• _WRITTEN INSTRUCTION_
From the entries that follow, gather each line holding the word "online".

• _INPUT RECORDS_

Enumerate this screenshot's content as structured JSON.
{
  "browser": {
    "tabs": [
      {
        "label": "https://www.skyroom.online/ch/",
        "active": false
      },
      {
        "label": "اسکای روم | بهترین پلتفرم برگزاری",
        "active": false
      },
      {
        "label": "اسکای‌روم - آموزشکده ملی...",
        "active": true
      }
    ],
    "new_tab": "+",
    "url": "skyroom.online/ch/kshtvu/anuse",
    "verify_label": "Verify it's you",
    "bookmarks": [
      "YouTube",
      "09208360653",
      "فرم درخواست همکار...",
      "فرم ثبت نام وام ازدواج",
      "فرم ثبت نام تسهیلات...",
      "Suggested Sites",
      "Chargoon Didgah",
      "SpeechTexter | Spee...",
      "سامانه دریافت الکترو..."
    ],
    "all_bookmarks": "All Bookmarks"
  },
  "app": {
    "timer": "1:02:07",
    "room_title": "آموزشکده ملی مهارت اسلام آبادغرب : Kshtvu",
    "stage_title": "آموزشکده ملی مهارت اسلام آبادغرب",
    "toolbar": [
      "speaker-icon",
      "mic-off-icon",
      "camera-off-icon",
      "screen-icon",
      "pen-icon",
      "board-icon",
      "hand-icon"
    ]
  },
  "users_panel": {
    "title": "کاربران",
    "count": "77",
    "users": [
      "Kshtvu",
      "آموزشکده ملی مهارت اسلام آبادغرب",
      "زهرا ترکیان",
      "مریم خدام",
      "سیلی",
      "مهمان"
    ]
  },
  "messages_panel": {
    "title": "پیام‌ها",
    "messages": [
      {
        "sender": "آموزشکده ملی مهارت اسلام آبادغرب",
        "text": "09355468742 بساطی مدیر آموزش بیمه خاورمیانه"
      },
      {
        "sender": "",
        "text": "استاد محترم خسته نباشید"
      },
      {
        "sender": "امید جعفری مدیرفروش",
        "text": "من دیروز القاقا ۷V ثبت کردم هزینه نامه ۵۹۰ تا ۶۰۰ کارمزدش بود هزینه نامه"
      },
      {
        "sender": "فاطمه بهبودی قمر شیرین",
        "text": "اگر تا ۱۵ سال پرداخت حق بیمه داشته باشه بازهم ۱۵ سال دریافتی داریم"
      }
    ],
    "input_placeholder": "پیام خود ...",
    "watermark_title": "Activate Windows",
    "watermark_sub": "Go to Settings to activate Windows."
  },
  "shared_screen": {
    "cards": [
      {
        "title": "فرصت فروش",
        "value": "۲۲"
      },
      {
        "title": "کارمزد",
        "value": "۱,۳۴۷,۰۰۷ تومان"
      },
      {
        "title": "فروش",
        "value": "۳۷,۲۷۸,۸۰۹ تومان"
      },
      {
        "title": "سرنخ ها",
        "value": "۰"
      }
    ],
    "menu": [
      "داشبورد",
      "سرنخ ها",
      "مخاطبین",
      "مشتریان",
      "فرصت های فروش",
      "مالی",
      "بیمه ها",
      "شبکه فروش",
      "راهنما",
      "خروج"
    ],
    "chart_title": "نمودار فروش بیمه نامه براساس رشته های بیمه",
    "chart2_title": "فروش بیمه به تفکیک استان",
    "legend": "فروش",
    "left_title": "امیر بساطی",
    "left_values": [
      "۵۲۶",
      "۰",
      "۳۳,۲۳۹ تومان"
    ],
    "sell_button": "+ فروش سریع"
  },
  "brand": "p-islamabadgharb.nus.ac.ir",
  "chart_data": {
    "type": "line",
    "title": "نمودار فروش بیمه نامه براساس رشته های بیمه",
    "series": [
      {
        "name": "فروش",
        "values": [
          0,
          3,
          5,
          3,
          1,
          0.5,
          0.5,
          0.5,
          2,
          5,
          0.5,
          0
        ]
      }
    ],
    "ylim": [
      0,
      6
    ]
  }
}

• _EXERCISE ANSWER_
        "label": "https://www.skyroom.online/ch/",
    "url": "skyroom.online/ch/kshtvu/anuse",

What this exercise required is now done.